Task instructions:
For each line below that includes the word "Gómez", make a copy.

Items:
━━━
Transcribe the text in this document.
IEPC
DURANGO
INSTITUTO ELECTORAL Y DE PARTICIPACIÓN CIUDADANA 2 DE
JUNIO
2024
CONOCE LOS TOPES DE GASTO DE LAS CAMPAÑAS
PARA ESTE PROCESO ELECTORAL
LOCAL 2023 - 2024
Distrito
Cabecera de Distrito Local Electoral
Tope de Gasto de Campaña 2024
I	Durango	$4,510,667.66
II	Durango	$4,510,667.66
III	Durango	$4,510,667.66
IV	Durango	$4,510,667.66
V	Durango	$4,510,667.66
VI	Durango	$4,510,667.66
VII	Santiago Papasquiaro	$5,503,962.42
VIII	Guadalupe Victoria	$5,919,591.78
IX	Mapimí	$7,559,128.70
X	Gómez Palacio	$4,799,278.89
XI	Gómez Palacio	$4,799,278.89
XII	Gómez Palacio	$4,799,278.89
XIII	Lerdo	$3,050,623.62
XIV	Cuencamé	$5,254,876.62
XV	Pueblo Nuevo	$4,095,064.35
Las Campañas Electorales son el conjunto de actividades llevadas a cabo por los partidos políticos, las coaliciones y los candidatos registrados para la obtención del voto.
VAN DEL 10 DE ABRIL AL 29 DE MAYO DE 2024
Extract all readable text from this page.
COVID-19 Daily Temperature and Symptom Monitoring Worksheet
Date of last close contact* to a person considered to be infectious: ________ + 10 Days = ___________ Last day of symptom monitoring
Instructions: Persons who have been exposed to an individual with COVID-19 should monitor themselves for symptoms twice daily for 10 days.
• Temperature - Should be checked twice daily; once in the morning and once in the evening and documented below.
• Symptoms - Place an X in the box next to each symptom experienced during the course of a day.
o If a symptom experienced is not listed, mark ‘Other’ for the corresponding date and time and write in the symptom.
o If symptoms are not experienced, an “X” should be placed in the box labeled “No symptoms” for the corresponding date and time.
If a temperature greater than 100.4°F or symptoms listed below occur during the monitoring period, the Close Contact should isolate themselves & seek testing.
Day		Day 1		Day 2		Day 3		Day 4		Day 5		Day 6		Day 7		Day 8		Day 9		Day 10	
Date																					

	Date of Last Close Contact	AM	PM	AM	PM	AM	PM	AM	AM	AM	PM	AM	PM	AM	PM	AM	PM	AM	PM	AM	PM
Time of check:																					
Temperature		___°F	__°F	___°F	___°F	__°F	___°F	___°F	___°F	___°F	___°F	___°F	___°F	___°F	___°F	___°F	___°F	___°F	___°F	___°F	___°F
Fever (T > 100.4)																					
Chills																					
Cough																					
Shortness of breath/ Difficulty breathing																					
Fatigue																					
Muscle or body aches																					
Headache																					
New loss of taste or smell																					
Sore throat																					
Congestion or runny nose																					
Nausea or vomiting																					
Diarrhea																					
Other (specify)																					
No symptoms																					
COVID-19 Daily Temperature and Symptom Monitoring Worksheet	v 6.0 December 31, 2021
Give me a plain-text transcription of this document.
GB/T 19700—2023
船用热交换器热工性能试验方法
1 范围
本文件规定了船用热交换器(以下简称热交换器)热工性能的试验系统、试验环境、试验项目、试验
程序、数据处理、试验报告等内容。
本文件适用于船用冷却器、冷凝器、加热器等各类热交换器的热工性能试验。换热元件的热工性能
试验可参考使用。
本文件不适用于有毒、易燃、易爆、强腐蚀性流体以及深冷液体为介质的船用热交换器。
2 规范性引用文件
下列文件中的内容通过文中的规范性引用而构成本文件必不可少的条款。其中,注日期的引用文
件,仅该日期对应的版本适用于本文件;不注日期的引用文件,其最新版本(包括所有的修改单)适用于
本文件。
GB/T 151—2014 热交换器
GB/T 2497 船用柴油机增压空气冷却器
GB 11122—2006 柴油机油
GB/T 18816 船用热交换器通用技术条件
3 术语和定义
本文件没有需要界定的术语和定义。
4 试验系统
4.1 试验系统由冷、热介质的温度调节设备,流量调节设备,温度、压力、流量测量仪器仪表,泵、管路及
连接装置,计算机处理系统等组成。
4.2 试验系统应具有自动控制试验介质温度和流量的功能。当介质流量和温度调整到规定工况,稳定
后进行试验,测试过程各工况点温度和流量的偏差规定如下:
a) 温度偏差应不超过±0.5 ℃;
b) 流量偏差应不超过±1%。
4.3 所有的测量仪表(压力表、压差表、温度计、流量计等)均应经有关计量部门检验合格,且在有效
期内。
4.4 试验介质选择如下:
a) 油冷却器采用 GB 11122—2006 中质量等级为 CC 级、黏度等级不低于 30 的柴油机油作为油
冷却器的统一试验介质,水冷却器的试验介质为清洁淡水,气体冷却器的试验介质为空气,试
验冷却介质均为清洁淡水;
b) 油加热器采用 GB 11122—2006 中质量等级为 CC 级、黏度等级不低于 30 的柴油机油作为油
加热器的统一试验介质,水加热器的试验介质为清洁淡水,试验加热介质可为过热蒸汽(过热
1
━━━
Answer for this exercise:
X	Gómez Palacio	$4,799,278.89
XI	Gómez Palacio	$4,799,278.89
XII	Gómez Palacio	$4,799,278.89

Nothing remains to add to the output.